(Data items)
+---+

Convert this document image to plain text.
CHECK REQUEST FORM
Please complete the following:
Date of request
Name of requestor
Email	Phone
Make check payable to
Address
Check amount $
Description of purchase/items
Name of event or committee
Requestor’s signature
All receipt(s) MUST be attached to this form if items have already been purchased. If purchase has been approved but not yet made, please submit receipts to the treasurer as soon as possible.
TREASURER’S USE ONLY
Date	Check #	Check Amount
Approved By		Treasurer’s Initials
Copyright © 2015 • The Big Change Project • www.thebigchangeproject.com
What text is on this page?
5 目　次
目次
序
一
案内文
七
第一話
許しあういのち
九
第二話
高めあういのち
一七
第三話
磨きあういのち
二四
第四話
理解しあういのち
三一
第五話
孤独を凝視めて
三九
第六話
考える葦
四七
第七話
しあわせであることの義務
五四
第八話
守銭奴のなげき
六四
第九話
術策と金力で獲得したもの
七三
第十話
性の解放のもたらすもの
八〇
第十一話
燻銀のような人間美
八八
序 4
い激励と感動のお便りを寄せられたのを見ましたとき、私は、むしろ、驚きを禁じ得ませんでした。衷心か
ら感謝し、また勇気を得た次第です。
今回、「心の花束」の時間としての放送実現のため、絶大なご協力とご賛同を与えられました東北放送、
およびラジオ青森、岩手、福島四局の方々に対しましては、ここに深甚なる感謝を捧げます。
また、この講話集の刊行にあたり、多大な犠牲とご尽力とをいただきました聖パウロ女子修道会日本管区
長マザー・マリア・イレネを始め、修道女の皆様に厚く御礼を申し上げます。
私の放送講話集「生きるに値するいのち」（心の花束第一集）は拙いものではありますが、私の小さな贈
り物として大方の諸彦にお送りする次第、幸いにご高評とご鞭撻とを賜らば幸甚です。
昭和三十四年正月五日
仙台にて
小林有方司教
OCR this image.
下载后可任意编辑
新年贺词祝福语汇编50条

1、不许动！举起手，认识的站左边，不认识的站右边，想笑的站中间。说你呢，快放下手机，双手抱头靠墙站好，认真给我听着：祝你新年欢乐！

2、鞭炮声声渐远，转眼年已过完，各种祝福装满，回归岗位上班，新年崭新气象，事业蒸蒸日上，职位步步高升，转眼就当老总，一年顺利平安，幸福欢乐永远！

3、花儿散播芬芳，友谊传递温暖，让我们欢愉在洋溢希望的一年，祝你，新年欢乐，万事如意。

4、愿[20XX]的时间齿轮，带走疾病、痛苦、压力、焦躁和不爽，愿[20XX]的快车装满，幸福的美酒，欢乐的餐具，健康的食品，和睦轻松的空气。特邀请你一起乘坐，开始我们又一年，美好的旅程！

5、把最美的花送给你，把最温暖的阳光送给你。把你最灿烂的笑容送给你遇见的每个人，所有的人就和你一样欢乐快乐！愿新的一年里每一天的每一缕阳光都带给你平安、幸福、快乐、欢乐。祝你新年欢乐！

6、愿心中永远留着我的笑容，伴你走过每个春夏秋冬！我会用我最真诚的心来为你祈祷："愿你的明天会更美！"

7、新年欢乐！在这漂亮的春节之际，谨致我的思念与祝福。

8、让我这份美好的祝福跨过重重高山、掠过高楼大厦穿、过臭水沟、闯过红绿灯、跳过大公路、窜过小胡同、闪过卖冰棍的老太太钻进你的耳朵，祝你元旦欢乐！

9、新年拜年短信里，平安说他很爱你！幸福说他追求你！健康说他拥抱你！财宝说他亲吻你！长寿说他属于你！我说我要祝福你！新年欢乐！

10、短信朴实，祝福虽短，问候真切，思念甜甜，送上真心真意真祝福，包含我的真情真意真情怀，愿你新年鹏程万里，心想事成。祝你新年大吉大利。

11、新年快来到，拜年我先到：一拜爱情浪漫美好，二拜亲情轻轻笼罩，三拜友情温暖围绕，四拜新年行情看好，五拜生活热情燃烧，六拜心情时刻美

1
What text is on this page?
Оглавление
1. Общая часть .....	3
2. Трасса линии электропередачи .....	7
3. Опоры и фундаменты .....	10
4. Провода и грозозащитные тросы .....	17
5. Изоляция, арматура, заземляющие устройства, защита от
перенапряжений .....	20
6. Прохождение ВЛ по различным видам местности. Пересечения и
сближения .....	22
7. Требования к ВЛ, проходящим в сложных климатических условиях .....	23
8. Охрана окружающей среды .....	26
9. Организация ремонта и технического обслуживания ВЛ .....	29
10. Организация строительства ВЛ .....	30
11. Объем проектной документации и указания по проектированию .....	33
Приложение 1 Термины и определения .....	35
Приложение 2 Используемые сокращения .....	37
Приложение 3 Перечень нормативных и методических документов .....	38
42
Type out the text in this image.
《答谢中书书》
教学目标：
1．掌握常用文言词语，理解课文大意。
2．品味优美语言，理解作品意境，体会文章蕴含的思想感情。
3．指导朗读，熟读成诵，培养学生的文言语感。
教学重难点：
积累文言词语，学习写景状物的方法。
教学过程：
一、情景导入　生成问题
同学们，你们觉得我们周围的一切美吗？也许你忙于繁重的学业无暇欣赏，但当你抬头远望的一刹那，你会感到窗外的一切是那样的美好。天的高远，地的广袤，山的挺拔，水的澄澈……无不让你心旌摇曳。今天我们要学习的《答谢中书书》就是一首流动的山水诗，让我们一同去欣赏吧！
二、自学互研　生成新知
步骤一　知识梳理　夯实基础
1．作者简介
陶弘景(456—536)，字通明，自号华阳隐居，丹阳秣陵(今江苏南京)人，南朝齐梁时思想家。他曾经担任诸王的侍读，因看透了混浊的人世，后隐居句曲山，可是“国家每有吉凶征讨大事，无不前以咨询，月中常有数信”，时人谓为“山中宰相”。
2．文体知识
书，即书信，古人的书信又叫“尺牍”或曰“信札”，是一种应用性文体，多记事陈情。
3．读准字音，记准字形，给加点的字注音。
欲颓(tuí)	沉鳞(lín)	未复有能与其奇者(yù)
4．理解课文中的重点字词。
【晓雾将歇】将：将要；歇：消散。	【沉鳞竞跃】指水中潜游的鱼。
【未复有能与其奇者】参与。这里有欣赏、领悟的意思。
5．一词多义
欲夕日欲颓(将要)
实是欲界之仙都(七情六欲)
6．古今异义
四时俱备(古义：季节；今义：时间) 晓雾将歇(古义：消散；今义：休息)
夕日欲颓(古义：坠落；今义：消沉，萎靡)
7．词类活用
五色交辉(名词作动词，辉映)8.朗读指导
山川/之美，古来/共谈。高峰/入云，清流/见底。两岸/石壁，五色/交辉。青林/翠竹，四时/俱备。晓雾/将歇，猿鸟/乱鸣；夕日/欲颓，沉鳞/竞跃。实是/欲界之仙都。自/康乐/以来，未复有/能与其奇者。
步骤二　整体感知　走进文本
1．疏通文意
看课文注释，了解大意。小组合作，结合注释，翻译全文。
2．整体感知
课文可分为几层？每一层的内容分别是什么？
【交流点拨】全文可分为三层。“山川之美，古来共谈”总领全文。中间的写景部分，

+---+

Task:
Repeat back the data above, exact to the last character.

Solution to this task:
Convert this document image to plain text.
CHECK REQUEST FORM
Please complete the following:
Date of request
Name of requestor
Email	Phone
Make check payable to
Address
Check amount $
Description of purchase/items
Name of event or committee
Requestor’s signature
All receipt(s) MUST be attached to this form if items have already been purchased. If purchase has been approved but not yet made, please submit receipts to the treasurer as soon as possible.
TREASURER’S USE ONLY
Date	Check #	Check Amount
Approved By		Treasurer’s Initials
Copyright © 2015 • The Big Change Project • www.thebigchangeproject.com
What text is on this page?
5 目　次
目次
序
一
案内文
七
第一話
許しあういのち
九
第二話
高めあういのち
一七
第三話
磨きあういのち
二四
第四話
理解しあういのち
三一
第五話
孤独を凝視めて
三九
第六話
考える葦
四七
第七話
しあわせであることの義務
五四
第八話
守銭奴のなげき
六四
第九話
術策と金力で獲得したもの
七三
第十話
性の解放のもたらすもの
八〇
第十一話
燻銀のような人間美
八八
序 4
い激励と感動のお便りを寄せられたのを見ましたとき、私は、むしろ、驚きを禁じ得ませんでした。衷心か
ら感謝し、また勇気を得た次第です。
今回、「心の花束」の時間としての放送実現のため、絶大なご協力とご賛同を与えられました東北放送、
およびラジオ青森、岩手、福島四局の方々に対しましては、ここに深甚なる感謝を捧げます。
また、この講話集の刊行にあたり、多大な犠牲とご尽力とをいただきました聖パウロ女子修道会日本管区
長マザー・マリア・イレネを始め、修道女の皆様に厚く御礼を申し上げます。
私の放送講話集「生きるに値するいのち」（心の花束第一集）は拙いものではありますが、私の小さな贈
り物として大方の諸彦にお送りする次第、幸いにご高評とご鞭撻とを賜らば幸甚です。
昭和三十四年正月五日
仙台にて
小林有方司教
OCR this image.
下载后可任意编辑
新年贺词祝福语汇编50条

1、不许动！举起手，认识的站左边，不认识的站右边，想笑的站中间。说你呢，快放下手机，双手抱头靠墙站好，认真给我听着：祝你新年欢乐！

2、鞭炮声声渐远，转眼年已过完，各种祝福装满，回归岗位上班，新年崭新气象，事业蒸蒸日上，职位步步高升，转眼就当老总，一年顺利平安，幸福欢乐永远！

3、花儿散播芬芳，友谊传递温暖，让我们欢愉在洋溢希望的一年，祝你，新年欢乐，万事如意。

4、愿[20XX]的时间齿轮，带走疾病、痛苦、压力、焦躁和不爽，愿[20XX]的快车装满，幸福的美酒，欢乐的餐具，健康的食品，和睦轻松的空气。特邀请你一起乘坐，开始我们又一年，美好的旅程！

5、把最美的花送给你，把最温暖的阳光送给你。把你最灿烂的笑容送给你遇见的每个人，所有的人就和你一样欢乐快乐！愿新的一年里每一天的每一缕阳光都带给你平安、幸福、快乐、欢乐。祝你新年欢乐！

6、愿心中永远留着我的笑容，伴你走过每个春夏秋冬！我会用我最真诚的心来为你祈祷："愿你的明天会更美！"

7、新年欢乐！在这漂亮的春节之际，谨致我的思念与祝福。

8、让我这份美好的祝福跨过重重高山、掠过高楼大厦穿、过臭水沟、闯过红绿灯、跳过大公路、窜过小胡同、闪过卖冰棍的老太太钻进你的耳朵，祝你元旦欢乐！

9、新年拜年短信里，平安说他很爱你！幸福说他追求你！健康说他拥抱你！财宝说他亲吻你！长寿说他属于你！我说我要祝福你！新年欢乐！

10、短信朴实，祝福虽短，问候真切，思念甜甜，送上真心真意真祝福，包含我的真情真意真情怀，愿你新年鹏程万里，心想事成。祝你新年大吉大利。

11、新年快来到，拜年我先到：一拜爱情浪漫美好，二拜亲情轻轻笼罩，三拜友情温暖围绕，四拜新年行情看好，五拜生活热情燃烧，六拜心情时刻美

1
What text is on this page?
Оглавление
1. Общая часть .....	3
2. Трасса линии электропередачи .....	7
3. Опоры и фундаменты .....	10
4. Провода и грозозащитные тросы .....	17
5. Изоляция, арматура, заземляющие устройства, защита от
перенапряжений .....	20
6. Прохождение ВЛ по различным видам местности. Пересечения и
сближения .....	22
7. Требования к ВЛ, проходящим в сложных климатических условиях .....	23
8. Охрана окружающей среды .....	26
9. Организация ремонта и технического обслуживания ВЛ .....	29
10. Организация строительства ВЛ .....	30
11. Объем проектной документации и указания по проектированию .....	33
Приложение 1 Термины и определения .....	35
Приложение 2 Используемые сокращения .....	37
Приложение 3 Перечень нормативных и методических документов .....	38
42
Type out the text in this image.
《答谢中书书》
教学目标：
1．掌握常用文言词语，理解课文大意。
2．品味优美语言，理解作品意境，体会文章蕴含的思想感情。
3．指导朗读，熟读成诵，培养学生的文言语感。
教学重难点：
积累文言词语，学习写景状物的方法。
教学过程：
一、情景导入　生成问题
同学们，你们觉得我们周围的一切美吗？也许你忙于繁重的学业无暇欣赏，但当你抬头远望的一刹那，你会感到窗外的一切是那样的美好。天的高远，地的广袤，山的挺拔，水的澄澈……无不让你心旌摇曳。今天我们要学习的《答谢中书书》就是一首流动的山水诗，让我们一同去欣赏吧！
二、自学互研　生成新知
步骤一　知识梳理　夯实基础
1．作者简介
陶弘景(456—536)，字通明，自号华阳隐居，丹阳秣陵(今江苏南京)人，南朝齐梁时思想家。他曾经担任诸王的侍读，因看透了混浊的人世，后隐居句曲山，可是“国家每有吉凶征讨大事，无不前以咨询，月中常有数信”，时人谓为“山中宰相”。
2．文体知识
书，即书信，古人的书信又叫“尺牍”或曰“信札”，是一种应用性文体，多记事陈情。
3．读准字音，记准字形，给加点的字注音。
欲颓(tuí)	沉鳞(lín)	未复有能与其奇者(yù)
4．理解课文中的重点字词。
【晓雾将歇】将：将要；歇：消散。	【沉鳞竞跃】指水中潜游的鱼。
【未复有能与其奇者】参与。这里有欣赏、领悟的意思。
5．一词多义
欲夕日欲颓(将要)
实是欲界之仙都(七情六欲)
6．古今异义
四时俱备(古义：季节；今义：时间) 晓雾将歇(古义：消散；今义：休息)
夕日欲颓(古义：坠落；今义：消沉，萎靡)
7．词类活用
五色交辉(名词作动词，辉映)8.朗读指导
山川/之美，古来/共谈。高峰/入云，清流/见底。两岸/石壁，五色/交辉。青林/翠竹，四时/俱备。晓雾/将歇，猿鸟/乱鸣；夕日/欲颓，沉鳞/竞跃。实是/欲界之仙都。自/康乐/以来，未复有/能与其奇者。
步骤二　整体感知　走进文本
1．疏通文意
看课文注释，了解大意。小组合作，结合注释，翻译全文。
2．整体感知
课文可分为几层？每一层的内容分别是什么？
【交流点拨】全文可分为三层。“山川之美，古来共谈”总领全文。中间的写景部分，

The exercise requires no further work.